What this task involves:
Answer with the number of lines in the listing below that contain the word "level", and nothing else.

(Records about charts and figures)
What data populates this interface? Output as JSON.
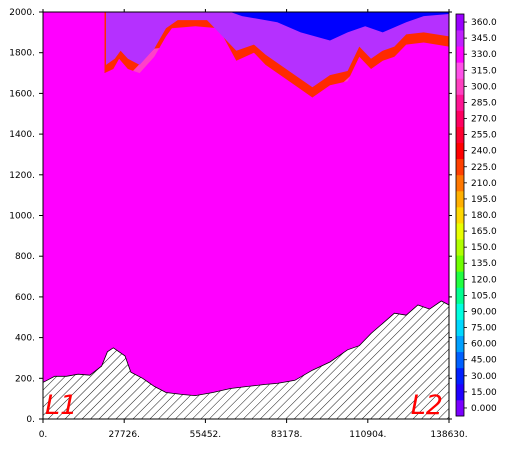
{
  "chart_data": {
    "type": "heatmap",
    "x_ticks": [
      "0.",
      "27726.",
      "55452.",
      "83178.",
      "110904.",
      "138630."
    ],
    "x_tick_values": [
      0,
      27726,
      55452,
      83178,
      110904,
      138630
    ],
    "y_ticks": [
      "0.",
      "200.",
      "400.",
      "600.",
      "800.",
      "1000.",
      "1200.",
      "1400.",
      "1600.",
      "1800.",
      "2000."
    ],
    "y_tick_values": [
      0,
      200,
      400,
      600,
      800,
      1000,
      1200,
      1400,
      1600,
      1800,
      2000
    ],
    "xlim": [
      0,
      138630
    ],
    "ylim": [
      0,
      2000
    ],
    "colorbar": {
      "labels": [
        "0.000",
        "15.00",
        "30.00",
        "45.00",
        "60.00",
        "75.00",
        "90.00",
        "105.0",
        "120.0",
        "135.0",
        "150.0",
        "165.0",
        "180.0",
        "195.0",
        "210.0",
        "225.0",
        "240.0",
        "255.0",
        "270.0",
        "285.0",
        "300.0",
        "315.0",
        "330.0",
        "345.0",
        "360.0"
      ],
      "colors": [
        "#7b00ff",
        "#2000ff",
        "#0020ff",
        "#0060ff",
        "#00a0ff",
        "#00d8ff",
        "#00ffe0",
        "#00ff90",
        "#20ff40",
        "#70ff00",
        "#b0ff00",
        "#e8ff00",
        "#ffd800",
        "#ffb000",
        "#ff7800",
        "#ff4000",
        "#ff0000",
        "#ff0030",
        "#ff0060",
        "#ff1493",
        "#ff40c0",
        "#ff50e8",
        "#ff00ff",
        "#c020ff",
        "#9a00ff"
      ]
    },
    "contour_fields": [
      {
        "level": 210,
        "color": "#ffc000",
        "points": [
          [
            18000,
            150
          ],
          [
            30000,
            190
          ],
          [
            45000,
            150
          ],
          [
            55000,
            140
          ],
          [
            70000,
            180
          ],
          [
            86000,
            210
          ],
          [
            95000,
            320
          ],
          [
            104000,
            480
          ],
          [
            114000,
            620
          ],
          [
            122000,
            700
          ],
          [
            130000,
            840
          ],
          [
            138630,
            1080
          ],
          [
            138630,
            0
          ],
          [
            0,
            0
          ]
        ]
      },
      {
        "level": 240,
        "color": "#ff6f00",
        "points": [
          [
            0,
            240
          ],
          [
            8000,
            380
          ],
          [
            12000,
            420
          ],
          [
            20000,
            380
          ],
          [
            26000,
            300
          ],
          [
            32000,
            380
          ],
          [
            38000,
            520
          ],
          [
            45000,
            600
          ],
          [
            55000,
            620
          ],
          [
            65000,
            700
          ],
          [
            74000,
            720
          ],
          [
            84000,
            640
          ],
          [
            90000,
            800
          ],
          [
            98000,
            960
          ],
          [
            108000,
            1040
          ],
          [
            118000,
            1080
          ],
          [
            126000,
            1180
          ],
          [
            132000,
            1040
          ],
          [
            138630,
            1180
          ],
          [
            138630,
            0
          ],
          [
            0,
            0
          ]
        ]
      },
      {
        "level": 270,
        "color": "#ff1a00",
        "points": [
          [
            0,
            1080
          ],
          [
            10000,
            1140
          ],
          [
            20000,
            1200
          ],
          [
            30000,
            1260
          ],
          [
            40000,
            1300
          ],
          [
            48000,
            1320
          ],
          [
            56000,
            1250
          ],
          [
            66000,
            1180
          ],
          [
            76000,
            1160
          ],
          [
            86000,
            1210
          ],
          [
            96000,
            1240
          ],
          [
            106000,
            1260
          ],
          [
            116000,
            1260
          ],
          [
            126000,
            1270
          ],
          [
            138630,
            1300
          ],
          [
            138630,
            0
          ],
          [
            0,
            0
          ]
        ]
      },
      {
        "level": 285,
        "color": "#ff0055",
        "points": [
          [
            0,
            1330
          ],
          [
            10000,
            1370
          ],
          [
            20000,
            1380
          ],
          [
            30000,
            1400
          ],
          [
            40000,
            1450
          ],
          [
            50000,
            1430
          ],
          [
            60000,
            1420
          ],
          [
            72000,
            1360
          ],
          [
            84000,
            1330
          ],
          [
            96000,
            1370
          ],
          [
            108000,
            1400
          ],
          [
            118000,
            1440
          ],
          [
            128000,
            1470
          ],
          [
            138630,
            1500
          ],
          [
            138630,
            0
          ],
          [
            0,
            0
          ]
        ]
      },
      {
        "level": 300,
        "color": "#ff1493",
        "points": [
          [
            0,
            1520
          ],
          [
            10000,
            1560
          ],
          [
            20000,
            1600
          ],
          [
            30000,
            1620
          ],
          [
            40000,
            1700
          ],
          [
            50000,
            1700
          ],
          [
            60000,
            1660
          ],
          [
            70000,
            1600
          ],
          [
            80000,
            1560
          ],
          [
            90000,
            1530
          ],
          [
            100000,
            1560
          ],
          [
            110000,
            1580
          ],
          [
            120000,
            1620
          ],
          [
            130000,
            1660
          ],
          [
            138630,
            1700
          ],
          [
            138630,
            0
          ],
          [
            0,
            0
          ]
        ]
      },
      {
        "level": 315,
        "color": "#ff40c8",
        "points": [
          [
            0,
            1700
          ],
          [
            10000,
            1750
          ],
          [
            20000,
            1640
          ],
          [
            24000,
            1720
          ],
          [
            30000,
            1700
          ],
          [
            38000,
            1820
          ],
          [
            50000,
            1840
          ],
          [
            62000,
            1820
          ],
          [
            68000,
            1700
          ],
          [
            74000,
            1740
          ],
          [
            80000,
            1660
          ],
          [
            88000,
            1600
          ],
          [
            92000,
            1560
          ],
          [
            100000,
            1620
          ],
          [
            106000,
            1700
          ],
          [
            112000,
            1640
          ],
          [
            118000,
            1700
          ],
          [
            124000,
            1720
          ],
          [
            132000,
            1760
          ],
          [
            138630,
            1760
          ],
          [
            138630,
            0
          ],
          [
            0,
            0
          ]
        ]
      },
      {
        "level": 330,
        "color": "#ff00ff",
        "points": [
          [
            0,
            2000
          ],
          [
            21000,
            2000
          ],
          [
            21000,
            1700
          ],
          [
            24000,
            1720
          ],
          [
            26000,
            1770
          ],
          [
            29000,
            1720
          ],
          [
            33000,
            1700
          ],
          [
            38000,
            1780
          ],
          [
            42000,
            1880
          ],
          [
            44000,
            1920
          ],
          [
            52000,
            1930
          ],
          [
            60000,
            1920
          ],
          [
            66000,
            1760
          ],
          [
            72000,
            1800
          ],
          [
            76000,
            1740
          ],
          [
            86000,
            1640
          ],
          [
            92000,
            1580
          ],
          [
            98000,
            1640
          ],
          [
            104000,
            1660
          ],
          [
            108000,
            1780
          ],
          [
            112000,
            1720
          ],
          [
            116000,
            1760
          ],
          [
            120000,
            1780
          ],
          [
            124000,
            1840
          ],
          [
            130000,
            1850
          ],
          [
            138630,
            1830
          ],
          [
            138630,
            0
          ],
          [
            0,
            0
          ]
        ]
      },
      {
        "level": 345,
        "color": "#b530ff",
        "points": [
          [
            21500,
            2000
          ],
          [
            21500,
            1740
          ],
          [
            24500,
            1770
          ],
          [
            26500,
            1810
          ],
          [
            29000,
            1770
          ],
          [
            33000,
            1740
          ],
          [
            38000,
            1820
          ],
          [
            42000,
            1920
          ],
          [
            46000,
            1960
          ],
          [
            56000,
            1960
          ],
          [
            66000,
            1810
          ],
          [
            72000,
            1840
          ],
          [
            76000,
            1790
          ],
          [
            86000,
            1690
          ],
          [
            92000,
            1630
          ],
          [
            98000,
            1690
          ],
          [
            104000,
            1710
          ],
          [
            108000,
            1830
          ],
          [
            112000,
            1770
          ],
          [
            116000,
            1810
          ],
          [
            120000,
            1830
          ],
          [
            124000,
            1890
          ],
          [
            130000,
            1900
          ],
          [
            138630,
            1880
          ],
          [
            138630,
            2000
          ]
        ]
      },
      {
        "level": 360,
        "color": "#0000ff",
        "points": [
          [
            64000,
            2000
          ],
          [
            68000,
            1980
          ],
          [
            80000,
            1950
          ],
          [
            88000,
            1900
          ],
          [
            98000,
            1860
          ],
          [
            104000,
            1900
          ],
          [
            110000,
            1930
          ],
          [
            116000,
            1900
          ],
          [
            124000,
            1950
          ],
          [
            130000,
            1980
          ],
          [
            138630,
            1990
          ],
          [
            138630,
            2000
          ]
        ]
      }
    ],
    "terrain": [
      [
        0,
        180
      ],
      [
        4000,
        210
      ],
      [
        8000,
        210
      ],
      [
        12000,
        220
      ],
      [
        16000,
        215
      ],
      [
        20000,
        260
      ],
      [
        22000,
        330
      ],
      [
        24000,
        350
      ],
      [
        28000,
        310
      ],
      [
        30000,
        230
      ],
      [
        34000,
        200
      ],
      [
        38000,
        160
      ],
      [
        42000,
        130
      ],
      [
        48000,
        120
      ],
      [
        52000,
        115
      ],
      [
        58000,
        130
      ],
      [
        64000,
        150
      ],
      [
        70000,
        160
      ],
      [
        76000,
        170
      ],
      [
        80000,
        175
      ],
      [
        86000,
        190
      ],
      [
        92000,
        240
      ],
      [
        98000,
        280
      ],
      [
        104000,
        340
      ],
      [
        108000,
        360
      ],
      [
        112000,
        420
      ],
      [
        116000,
        470
      ],
      [
        120000,
        520
      ],
      [
        124000,
        510
      ],
      [
        128000,
        560
      ],
      [
        132000,
        540
      ],
      [
        136000,
        580
      ],
      [
        138630,
        560
      ]
    ],
    "annotations": [
      "L1",
      "L2"
    ]
  }
}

Result of this exercise:
9